The input:
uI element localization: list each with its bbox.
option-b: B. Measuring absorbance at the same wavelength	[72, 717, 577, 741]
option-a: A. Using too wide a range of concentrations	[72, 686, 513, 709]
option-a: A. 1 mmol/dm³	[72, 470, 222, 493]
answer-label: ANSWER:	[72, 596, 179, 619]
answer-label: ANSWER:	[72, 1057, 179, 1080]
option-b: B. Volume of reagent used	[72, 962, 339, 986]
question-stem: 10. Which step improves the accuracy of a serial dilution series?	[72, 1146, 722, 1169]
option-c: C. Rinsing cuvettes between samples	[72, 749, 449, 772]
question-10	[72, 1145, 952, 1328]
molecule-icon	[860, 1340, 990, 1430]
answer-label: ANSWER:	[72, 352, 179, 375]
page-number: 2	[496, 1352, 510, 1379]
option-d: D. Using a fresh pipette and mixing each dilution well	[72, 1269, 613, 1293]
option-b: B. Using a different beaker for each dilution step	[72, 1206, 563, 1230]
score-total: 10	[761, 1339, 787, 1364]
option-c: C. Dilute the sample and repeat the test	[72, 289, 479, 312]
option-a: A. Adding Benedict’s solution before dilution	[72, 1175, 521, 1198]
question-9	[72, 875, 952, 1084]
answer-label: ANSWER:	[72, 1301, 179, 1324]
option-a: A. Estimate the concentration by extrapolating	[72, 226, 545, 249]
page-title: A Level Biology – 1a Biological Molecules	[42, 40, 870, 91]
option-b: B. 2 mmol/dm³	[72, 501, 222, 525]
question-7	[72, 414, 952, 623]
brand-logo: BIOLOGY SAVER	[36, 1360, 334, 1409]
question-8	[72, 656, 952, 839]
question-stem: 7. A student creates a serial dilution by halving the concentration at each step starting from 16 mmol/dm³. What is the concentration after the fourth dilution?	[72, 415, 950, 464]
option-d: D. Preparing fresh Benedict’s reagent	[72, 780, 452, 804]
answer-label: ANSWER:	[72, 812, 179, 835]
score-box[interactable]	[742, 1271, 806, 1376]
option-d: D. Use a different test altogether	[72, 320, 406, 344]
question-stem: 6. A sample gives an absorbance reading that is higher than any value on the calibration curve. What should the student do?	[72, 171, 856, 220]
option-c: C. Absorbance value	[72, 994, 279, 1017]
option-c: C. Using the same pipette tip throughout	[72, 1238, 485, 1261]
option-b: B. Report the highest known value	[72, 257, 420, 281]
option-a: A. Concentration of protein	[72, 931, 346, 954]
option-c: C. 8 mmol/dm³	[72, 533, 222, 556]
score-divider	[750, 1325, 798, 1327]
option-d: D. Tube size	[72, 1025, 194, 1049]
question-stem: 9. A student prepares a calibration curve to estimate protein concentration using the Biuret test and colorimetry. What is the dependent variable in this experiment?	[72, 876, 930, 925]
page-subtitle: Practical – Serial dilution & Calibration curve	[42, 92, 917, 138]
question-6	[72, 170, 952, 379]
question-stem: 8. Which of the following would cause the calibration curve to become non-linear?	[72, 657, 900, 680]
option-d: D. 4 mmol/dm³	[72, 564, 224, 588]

Goal of the exercise:
Scan the material above. Return every line containing the string "step".

Solution to this exercise:
question-stem: 10. Which step improves the accuracy of a serial dilution series?	[72, 1146, 722, 1169]
option-b: B. Using a different beaker for each dilution step	[72, 1206, 563, 1230]
question-stem: 7. A student creates a serial dilution by halving the concentration at each step starting from 16 mmol/dm³. What is the concentration after the fourth dilution?	[72, 415, 950, 464]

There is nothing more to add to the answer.